## [Your objective]
Set the data down again, exactly as it reads, but without the pictures.

#### Given entries

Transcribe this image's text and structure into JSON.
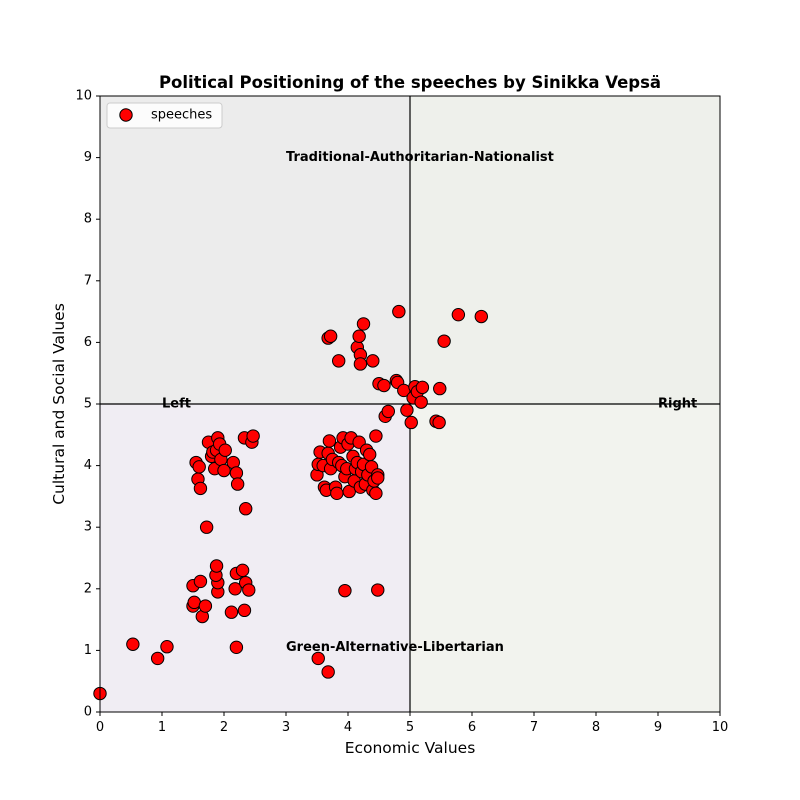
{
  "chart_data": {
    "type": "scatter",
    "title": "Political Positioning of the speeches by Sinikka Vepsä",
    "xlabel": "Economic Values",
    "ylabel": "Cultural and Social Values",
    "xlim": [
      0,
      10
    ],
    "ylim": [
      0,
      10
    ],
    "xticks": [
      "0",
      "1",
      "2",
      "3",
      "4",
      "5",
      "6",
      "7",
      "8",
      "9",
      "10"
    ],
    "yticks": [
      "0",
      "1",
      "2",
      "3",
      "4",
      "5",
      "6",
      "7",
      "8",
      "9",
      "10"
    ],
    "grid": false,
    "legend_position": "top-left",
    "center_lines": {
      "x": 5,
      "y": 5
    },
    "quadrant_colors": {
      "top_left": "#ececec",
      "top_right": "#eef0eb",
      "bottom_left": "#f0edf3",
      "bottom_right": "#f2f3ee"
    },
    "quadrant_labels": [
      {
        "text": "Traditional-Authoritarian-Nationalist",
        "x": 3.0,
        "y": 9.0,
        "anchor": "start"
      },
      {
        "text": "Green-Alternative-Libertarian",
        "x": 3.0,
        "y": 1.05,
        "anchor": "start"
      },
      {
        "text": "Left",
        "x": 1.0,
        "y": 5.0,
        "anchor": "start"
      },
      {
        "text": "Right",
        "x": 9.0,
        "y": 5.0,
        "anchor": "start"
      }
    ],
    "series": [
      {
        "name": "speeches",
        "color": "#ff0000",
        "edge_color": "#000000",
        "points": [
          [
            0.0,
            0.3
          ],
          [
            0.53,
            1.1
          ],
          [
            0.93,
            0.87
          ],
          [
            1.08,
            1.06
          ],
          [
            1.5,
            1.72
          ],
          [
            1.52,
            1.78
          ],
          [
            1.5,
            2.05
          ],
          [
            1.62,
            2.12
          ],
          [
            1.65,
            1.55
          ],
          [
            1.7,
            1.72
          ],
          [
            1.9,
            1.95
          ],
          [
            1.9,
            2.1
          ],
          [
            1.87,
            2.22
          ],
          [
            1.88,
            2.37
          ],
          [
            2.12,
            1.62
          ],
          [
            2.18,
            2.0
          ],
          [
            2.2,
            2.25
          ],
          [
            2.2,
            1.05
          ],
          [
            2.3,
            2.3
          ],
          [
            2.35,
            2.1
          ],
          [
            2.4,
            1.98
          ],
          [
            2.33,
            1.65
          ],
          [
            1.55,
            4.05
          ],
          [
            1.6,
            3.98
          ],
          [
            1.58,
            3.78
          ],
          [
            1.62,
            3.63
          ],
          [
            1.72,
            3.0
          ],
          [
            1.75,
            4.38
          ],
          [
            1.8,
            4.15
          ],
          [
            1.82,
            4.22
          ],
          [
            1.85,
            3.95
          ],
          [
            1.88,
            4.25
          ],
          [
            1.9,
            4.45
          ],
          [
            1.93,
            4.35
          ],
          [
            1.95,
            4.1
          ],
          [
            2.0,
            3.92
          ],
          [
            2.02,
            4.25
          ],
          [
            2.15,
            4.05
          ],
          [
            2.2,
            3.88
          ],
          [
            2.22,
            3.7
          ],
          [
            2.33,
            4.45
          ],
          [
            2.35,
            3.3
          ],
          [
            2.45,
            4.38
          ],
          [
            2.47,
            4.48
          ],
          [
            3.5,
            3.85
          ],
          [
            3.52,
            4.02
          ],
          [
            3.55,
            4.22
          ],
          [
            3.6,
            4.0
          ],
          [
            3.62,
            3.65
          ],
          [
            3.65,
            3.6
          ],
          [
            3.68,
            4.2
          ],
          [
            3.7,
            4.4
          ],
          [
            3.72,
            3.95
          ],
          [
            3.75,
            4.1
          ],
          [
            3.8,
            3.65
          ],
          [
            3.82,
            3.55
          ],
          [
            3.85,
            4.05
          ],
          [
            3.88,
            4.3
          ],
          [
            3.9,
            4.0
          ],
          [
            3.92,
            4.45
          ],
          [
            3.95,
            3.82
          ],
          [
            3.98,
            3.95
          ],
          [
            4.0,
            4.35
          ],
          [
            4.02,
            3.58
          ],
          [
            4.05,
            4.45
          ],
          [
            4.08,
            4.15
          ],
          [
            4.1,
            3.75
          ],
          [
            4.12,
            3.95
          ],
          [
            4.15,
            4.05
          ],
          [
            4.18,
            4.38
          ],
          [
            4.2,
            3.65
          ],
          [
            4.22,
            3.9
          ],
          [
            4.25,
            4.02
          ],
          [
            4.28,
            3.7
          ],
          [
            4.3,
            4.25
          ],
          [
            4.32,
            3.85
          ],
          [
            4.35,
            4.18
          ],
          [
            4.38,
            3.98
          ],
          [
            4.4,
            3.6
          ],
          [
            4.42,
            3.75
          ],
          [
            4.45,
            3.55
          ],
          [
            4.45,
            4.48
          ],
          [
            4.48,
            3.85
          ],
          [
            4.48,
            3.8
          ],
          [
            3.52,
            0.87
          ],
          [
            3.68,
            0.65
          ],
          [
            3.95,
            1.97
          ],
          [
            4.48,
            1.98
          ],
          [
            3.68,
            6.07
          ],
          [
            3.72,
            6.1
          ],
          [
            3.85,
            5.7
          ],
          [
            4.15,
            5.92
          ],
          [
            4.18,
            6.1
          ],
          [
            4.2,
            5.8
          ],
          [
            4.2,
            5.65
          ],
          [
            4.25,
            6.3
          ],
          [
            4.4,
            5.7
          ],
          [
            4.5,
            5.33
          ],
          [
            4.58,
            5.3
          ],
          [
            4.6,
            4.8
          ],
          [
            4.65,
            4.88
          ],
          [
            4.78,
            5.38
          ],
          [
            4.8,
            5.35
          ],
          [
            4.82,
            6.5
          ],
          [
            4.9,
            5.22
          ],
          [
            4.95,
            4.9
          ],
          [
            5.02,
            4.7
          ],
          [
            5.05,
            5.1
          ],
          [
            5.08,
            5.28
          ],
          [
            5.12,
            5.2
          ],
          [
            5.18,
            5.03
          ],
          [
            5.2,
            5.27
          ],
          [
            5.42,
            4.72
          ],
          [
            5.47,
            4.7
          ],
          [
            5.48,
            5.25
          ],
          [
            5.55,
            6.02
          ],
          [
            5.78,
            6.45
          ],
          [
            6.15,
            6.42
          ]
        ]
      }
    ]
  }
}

########

## [Right answer]
Transcribe this image's text and structure into JSON.
{
  "chart_data": {
    "type": "scatter",
    "title": "Political Positioning of the speeches by Sinikka Vepsä",
    "xlabel": "Economic Values",
    "ylabel": "Cultural and Social Values",
    "xlim": [
      0,
      10
    ],
    "ylim": [
      0,
      10
    ],
    "xticks": [
      "0",
      "1",
      "2",
      "3",
      "4",
      "5",
      "6",
      "7",
      "8",
      "9",
      "10"
    ],
    "yticks": [
      "0",
      "1",
      "2",
      "3",
      "4",
      "5",
      "6",
      "7",
      "8",
      "9",
      "10"
    ],
    "grid": false,
    "legend_position": "top-left",
    "center_lines": {
      "x": 5,
      "y": 5
    },
    "quadrant_colors": {
      "top_left": "#ececec",
      "top_right": "#eef0eb",
      "bottom_left": "#f0edf3",
      "bottom_right": "#f2f3ee"
    },
    "quadrant_labels": [
      {
        "text": "Traditional-Authoritarian-Nationalist",
        "x": 3.0,
        "y": 9.0,
        "anchor": "start"
      },
      {
        "text": "Green-Alternative-Libertarian",
        "x": 3.0,
        "y": 1.05,
        "anchor": "start"
      },
      {
        "text": "Left",
        "x": 1.0,
        "y": 5.0,
        "anchor": "start"
      },
      {
        "text": "Right",
        "x": 9.0,
        "y": 5.0,
        "anchor": "start"
      }
    ],
    "series": [
      {
        "name": "speeches",
        "color": "#ff0000",
        "edge_color": "#000000",
        "points": [
          [
            0.0,
            0.3
          ],
          [
            0.53,
            1.1
          ],
          [
            0.93,
            0.87
          ],
          [
            1.08,
            1.06
          ],
          [
            1.5,
            1.72
          ],
          [
            1.52,
            1.78
          ],
          [
            1.5,
            2.05
          ],
          [
            1.62,
            2.12
          ],
          [
            1.65,
            1.55
          ],
          [
            1.7,
            1.72
          ],
          [
            1.9,
            1.95
          ],
          [
            1.9,
            2.1
          ],
          [
            1.87,
            2.22
          ],
          [
            1.88,
            2.37
          ],
          [
            2.12,
            1.62
          ],
          [
            2.18,
            2.0
          ],
          [
            2.2,
            2.25
          ],
          [
            2.2,
            1.05
          ],
          [
            2.3,
            2.3
          ],
          [
            2.35,
            2.1
          ],
          [
            2.4,
            1.98
          ],
          [
            2.33,
            1.65
          ],
          [
            1.55,
            4.05
          ],
          [
            1.6,
            3.98
          ],
          [
            1.58,
            3.78
          ],
          [
            1.62,
            3.63
          ],
          [
            1.72,
            3.0
          ],
          [
            1.75,
            4.38
          ],
          [
            1.8,
            4.15
          ],
          [
            1.82,
            4.22
          ],
          [
            1.85,
            3.95
          ],
          [
            1.88,
            4.25
          ],
          [
            1.9,
            4.45
          ],
          [
            1.93,
            4.35
          ],
          [
            1.95,
            4.1
          ],
          [
            2.0,
            3.92
          ],
          [
            2.02,
            4.25
          ],
          [
            2.15,
            4.05
          ],
          [
            2.2,
            3.88
          ],
          [
            2.22,
            3.7
          ],
          [
            2.33,
            4.45
          ],
          [
            2.35,
            3.3
          ],
          [
            2.45,
            4.38
          ],
          [
            2.47,
            4.48
          ],
          [
            3.5,
            3.85
          ],
          [
            3.52,
            4.02
          ],
          [
            3.55,
            4.22
          ],
          [
            3.6,
            4.0
          ],
          [
            3.62,
            3.65
          ],
          [
            3.65,
            3.6
          ],
          [
            3.68,
            4.2
          ],
          [
            3.7,
            4.4
          ],
          [
            3.72,
            3.95
          ],
          [
            3.75,
            4.1
          ],
          [
            3.8,
            3.65
          ],
          [
            3.82,
            3.55
          ],
          [
            3.85,
            4.05
          ],
          [
            3.88,
            4.3
          ],
          [
            3.9,
            4.0
          ],
          [
            3.92,
            4.45
          ],
          [
            3.95,
            3.82
          ],
          [
            3.98,
            3.95
          ],
          [
            4.0,
            4.35
          ],
          [
            4.02,
            3.58
          ],
          [
            4.05,
            4.45
          ],
          [
            4.08,
            4.15
          ],
          [
            4.1,
            3.75
          ],
          [
            4.12,
            3.95
          ],
          [
            4.15,
            4.05
          ],
          [
            4.18,
            4.38
          ],
          [
            4.2,
            3.65
          ],
          [
            4.22,
            3.9
          ],
          [
            4.25,
            4.02
          ],
          [
            4.28,
            3.7
          ],
          [
            4.3,
            4.25
          ],
          [
            4.32,
            3.85
          ],
          [
            4.35,
            4.18
          ],
          [
            4.38,
            3.98
          ],
          [
            4.4,
            3.6
          ],
          [
            4.42,
            3.75
          ],
          [
            4.45,
            3.55
          ],
          [
            4.45,
            4.48
          ],
          [
            4.48,
            3.85
          ],
          [
            4.48,
            3.8
          ],
          [
            3.52,
            0.87
          ],
          [
            3.68,
            0.65
          ],
          [
            3.95,
            1.97
          ],
          [
            4.48,
            1.98
          ],
          [
            3.68,
            6.07
          ],
          [
            3.72,
            6.1
          ],
          [
            3.85,
            5.7
          ],
          [
            4.15,
            5.92
          ],
          [
            4.18,
            6.1
          ],
          [
            4.2,
            5.8
          ],
          [
            4.2,
            5.65
          ],
          [
            4.25,
            6.3
          ],
          [
            4.4,
            5.7
          ],
          [
            4.5,
            5.33
          ],
          [
            4.58,
            5.3
          ],
          [
            4.6,
            4.8
          ],
          [
            4.65,
            4.88
          ],
          [
            4.78,
            5.38
          ],
          [
            4.8,
            5.35
          ],
          [
            4.82,
            6.5
          ],
          [
            4.9,
            5.22
          ],
          [
            4.95,
            4.9
          ],
          [
            5.02,
            4.7
          ],
          [
            5.05,
            5.1
          ],
          [
            5.08,
            5.28
          ],
          [
            5.12,
            5.2
          ],
          [
            5.18,
            5.03
          ],
          [
            5.2,
            5.27
          ],
          [
            5.42,
            4.72
          ],
          [
            5.47,
            4.7
          ],
          [
            5.48,
            5.25
          ],
          [
            5.55,
            6.02
          ],
          [
            5.78,
            6.45
          ],
          [
            6.15,
            6.42
          ]
        ]
      }
    ]
  }
}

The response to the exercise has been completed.